::: Record extracts :::

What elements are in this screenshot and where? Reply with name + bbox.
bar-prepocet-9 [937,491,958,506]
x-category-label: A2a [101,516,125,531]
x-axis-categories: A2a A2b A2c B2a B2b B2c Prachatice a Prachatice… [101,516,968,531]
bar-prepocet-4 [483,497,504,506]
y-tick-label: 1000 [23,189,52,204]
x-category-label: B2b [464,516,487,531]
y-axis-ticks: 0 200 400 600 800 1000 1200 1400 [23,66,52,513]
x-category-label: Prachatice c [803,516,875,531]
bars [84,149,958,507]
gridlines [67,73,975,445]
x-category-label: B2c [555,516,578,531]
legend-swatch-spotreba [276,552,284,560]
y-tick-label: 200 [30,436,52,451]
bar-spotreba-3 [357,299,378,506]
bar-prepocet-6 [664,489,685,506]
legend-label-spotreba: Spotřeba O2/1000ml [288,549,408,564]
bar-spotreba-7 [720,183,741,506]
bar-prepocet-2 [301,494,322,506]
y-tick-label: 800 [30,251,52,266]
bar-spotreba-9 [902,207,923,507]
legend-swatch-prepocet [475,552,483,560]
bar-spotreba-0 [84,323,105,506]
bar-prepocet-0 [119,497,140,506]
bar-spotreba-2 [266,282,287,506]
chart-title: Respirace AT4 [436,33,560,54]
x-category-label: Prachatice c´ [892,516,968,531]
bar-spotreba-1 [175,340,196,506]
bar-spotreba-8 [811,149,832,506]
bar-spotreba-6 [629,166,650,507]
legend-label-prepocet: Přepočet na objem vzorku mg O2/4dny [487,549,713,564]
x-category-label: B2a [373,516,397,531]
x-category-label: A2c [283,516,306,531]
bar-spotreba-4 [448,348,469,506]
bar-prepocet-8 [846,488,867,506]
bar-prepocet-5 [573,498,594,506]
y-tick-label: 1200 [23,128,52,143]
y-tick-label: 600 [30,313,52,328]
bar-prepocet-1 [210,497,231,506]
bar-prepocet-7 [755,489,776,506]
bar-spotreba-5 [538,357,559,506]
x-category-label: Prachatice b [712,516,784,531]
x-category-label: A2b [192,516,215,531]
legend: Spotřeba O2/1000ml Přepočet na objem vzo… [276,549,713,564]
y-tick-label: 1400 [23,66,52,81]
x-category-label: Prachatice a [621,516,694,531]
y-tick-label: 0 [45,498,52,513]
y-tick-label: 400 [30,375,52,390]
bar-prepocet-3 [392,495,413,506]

:::

#### Given request
Pull out every row above that contains the word "Přepočet", and copy each one in full.

#### Full output
legend-label-prepocet: Přepočet na objem vzorku mg O2/4dny [487,549,713,564]
legend: Spotřeba O2/1000ml Přepočet na objem vzo… [276,549,713,564]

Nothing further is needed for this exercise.